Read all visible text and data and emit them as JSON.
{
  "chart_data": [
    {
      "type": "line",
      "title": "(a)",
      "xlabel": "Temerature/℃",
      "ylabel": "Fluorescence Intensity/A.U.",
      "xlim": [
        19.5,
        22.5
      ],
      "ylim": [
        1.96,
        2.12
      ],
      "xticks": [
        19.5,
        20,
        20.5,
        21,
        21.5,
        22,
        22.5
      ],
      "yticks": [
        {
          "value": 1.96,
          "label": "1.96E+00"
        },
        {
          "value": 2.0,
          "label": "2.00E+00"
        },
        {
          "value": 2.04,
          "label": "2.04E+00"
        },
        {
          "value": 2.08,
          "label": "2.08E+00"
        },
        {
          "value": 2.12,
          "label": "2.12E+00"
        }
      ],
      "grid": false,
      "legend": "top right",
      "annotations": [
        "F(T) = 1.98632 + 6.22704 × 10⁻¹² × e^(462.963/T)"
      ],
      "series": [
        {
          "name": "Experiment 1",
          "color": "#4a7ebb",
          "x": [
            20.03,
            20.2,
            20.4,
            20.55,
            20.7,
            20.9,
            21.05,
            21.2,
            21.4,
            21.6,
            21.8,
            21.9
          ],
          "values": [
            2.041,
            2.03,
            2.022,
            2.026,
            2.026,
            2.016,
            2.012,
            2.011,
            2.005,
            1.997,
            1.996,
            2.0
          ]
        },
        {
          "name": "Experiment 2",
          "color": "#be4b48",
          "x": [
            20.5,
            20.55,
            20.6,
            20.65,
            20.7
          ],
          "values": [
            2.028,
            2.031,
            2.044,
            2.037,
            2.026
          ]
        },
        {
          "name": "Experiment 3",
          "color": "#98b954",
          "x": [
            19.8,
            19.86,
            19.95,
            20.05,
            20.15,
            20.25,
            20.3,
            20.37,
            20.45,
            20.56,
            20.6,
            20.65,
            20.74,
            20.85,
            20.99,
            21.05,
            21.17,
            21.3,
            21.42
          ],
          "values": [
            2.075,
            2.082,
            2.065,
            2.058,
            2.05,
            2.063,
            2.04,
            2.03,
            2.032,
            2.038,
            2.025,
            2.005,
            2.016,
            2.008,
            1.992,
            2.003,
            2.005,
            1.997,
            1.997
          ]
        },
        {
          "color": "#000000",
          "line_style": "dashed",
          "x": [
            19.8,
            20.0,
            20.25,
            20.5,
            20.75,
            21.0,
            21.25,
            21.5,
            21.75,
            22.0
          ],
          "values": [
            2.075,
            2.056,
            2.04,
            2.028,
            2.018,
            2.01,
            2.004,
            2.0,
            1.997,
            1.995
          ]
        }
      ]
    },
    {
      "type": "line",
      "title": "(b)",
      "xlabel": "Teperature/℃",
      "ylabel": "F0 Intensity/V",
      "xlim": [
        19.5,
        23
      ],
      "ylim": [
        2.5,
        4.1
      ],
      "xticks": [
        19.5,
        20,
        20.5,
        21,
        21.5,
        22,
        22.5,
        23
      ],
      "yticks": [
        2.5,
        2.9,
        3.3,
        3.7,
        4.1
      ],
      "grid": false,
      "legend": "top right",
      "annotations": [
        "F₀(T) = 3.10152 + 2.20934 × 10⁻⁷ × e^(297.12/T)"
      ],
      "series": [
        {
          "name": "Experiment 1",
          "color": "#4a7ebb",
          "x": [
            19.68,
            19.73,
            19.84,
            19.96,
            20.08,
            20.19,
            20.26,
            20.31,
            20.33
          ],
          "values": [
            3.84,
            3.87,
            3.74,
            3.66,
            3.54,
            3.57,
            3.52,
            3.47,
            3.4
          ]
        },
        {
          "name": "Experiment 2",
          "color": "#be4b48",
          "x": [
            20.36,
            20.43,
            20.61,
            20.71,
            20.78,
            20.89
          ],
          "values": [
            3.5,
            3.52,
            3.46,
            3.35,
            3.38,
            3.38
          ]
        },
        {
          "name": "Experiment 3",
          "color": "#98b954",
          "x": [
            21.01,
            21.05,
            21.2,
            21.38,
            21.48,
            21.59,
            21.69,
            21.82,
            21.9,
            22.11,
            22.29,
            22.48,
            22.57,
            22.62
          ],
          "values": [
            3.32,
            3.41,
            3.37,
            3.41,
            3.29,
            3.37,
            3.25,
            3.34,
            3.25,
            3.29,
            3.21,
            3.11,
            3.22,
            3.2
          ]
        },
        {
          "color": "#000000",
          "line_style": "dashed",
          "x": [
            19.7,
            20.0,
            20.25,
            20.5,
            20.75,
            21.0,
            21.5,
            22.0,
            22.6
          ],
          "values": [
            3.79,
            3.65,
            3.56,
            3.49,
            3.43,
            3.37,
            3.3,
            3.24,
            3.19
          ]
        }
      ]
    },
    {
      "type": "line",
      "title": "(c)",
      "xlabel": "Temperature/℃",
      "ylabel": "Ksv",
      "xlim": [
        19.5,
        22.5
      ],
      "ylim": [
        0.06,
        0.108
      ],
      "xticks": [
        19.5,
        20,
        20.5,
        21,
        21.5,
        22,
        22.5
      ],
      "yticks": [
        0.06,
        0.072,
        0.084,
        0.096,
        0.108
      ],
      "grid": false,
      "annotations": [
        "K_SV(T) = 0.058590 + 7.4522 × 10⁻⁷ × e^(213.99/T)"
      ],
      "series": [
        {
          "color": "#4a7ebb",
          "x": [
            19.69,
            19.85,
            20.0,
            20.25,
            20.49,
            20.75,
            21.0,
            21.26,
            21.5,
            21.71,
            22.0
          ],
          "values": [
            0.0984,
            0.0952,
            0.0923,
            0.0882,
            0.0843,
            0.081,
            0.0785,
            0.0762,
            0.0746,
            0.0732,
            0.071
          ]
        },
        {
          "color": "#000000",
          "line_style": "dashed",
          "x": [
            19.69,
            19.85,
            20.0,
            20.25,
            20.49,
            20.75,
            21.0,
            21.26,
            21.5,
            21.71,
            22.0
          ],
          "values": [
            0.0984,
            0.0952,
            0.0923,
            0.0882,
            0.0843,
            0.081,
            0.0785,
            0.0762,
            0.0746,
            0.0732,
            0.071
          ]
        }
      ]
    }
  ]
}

EXERCISE INSTRUCTIONS: State how many lines include the string "Intensity", and nothing more.

ANSWER IN FULL: 2